Exercise objective: Records follow. Pull out every line that contains "content".

- - - -

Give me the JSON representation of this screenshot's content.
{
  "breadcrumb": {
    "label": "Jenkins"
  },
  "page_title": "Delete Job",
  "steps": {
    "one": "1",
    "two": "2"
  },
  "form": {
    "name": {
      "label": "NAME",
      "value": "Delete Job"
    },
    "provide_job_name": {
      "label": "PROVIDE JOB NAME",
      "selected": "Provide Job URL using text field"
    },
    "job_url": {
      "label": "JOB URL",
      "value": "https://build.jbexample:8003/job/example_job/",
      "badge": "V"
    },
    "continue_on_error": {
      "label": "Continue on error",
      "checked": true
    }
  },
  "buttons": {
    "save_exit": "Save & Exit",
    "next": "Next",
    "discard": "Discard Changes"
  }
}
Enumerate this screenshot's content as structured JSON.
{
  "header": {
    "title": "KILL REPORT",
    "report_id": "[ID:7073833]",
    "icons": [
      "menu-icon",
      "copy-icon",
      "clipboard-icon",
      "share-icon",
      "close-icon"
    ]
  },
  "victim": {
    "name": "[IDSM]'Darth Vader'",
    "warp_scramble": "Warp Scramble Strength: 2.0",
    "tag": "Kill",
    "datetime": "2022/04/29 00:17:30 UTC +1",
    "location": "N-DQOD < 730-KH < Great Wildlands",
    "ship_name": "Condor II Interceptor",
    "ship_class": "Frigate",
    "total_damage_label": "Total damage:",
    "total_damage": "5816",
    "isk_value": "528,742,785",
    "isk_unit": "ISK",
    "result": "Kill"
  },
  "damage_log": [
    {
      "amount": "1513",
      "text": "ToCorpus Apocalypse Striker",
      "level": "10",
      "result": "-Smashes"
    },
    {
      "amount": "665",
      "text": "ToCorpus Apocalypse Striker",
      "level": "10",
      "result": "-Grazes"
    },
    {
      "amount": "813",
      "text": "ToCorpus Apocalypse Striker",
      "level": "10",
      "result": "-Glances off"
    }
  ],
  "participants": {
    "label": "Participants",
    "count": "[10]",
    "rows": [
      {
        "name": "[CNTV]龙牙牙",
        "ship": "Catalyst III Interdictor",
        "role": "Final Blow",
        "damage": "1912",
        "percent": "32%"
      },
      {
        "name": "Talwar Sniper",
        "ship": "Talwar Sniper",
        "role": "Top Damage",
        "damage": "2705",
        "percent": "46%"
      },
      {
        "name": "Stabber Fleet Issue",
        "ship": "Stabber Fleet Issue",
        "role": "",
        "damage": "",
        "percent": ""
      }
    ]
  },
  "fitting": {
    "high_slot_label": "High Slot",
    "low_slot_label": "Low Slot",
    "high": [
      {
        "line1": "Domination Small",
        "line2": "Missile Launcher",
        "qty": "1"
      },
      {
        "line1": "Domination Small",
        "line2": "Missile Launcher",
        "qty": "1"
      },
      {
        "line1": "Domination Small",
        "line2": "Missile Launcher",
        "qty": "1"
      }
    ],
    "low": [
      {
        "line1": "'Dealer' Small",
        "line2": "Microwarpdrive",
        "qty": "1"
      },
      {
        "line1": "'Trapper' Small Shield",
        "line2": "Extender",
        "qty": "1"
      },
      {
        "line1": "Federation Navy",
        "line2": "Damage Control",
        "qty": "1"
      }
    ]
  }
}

- - - -

Output below:
Give me the JSON representation of this screenshot's content.
Enumerate this screenshot's content as structured JSON.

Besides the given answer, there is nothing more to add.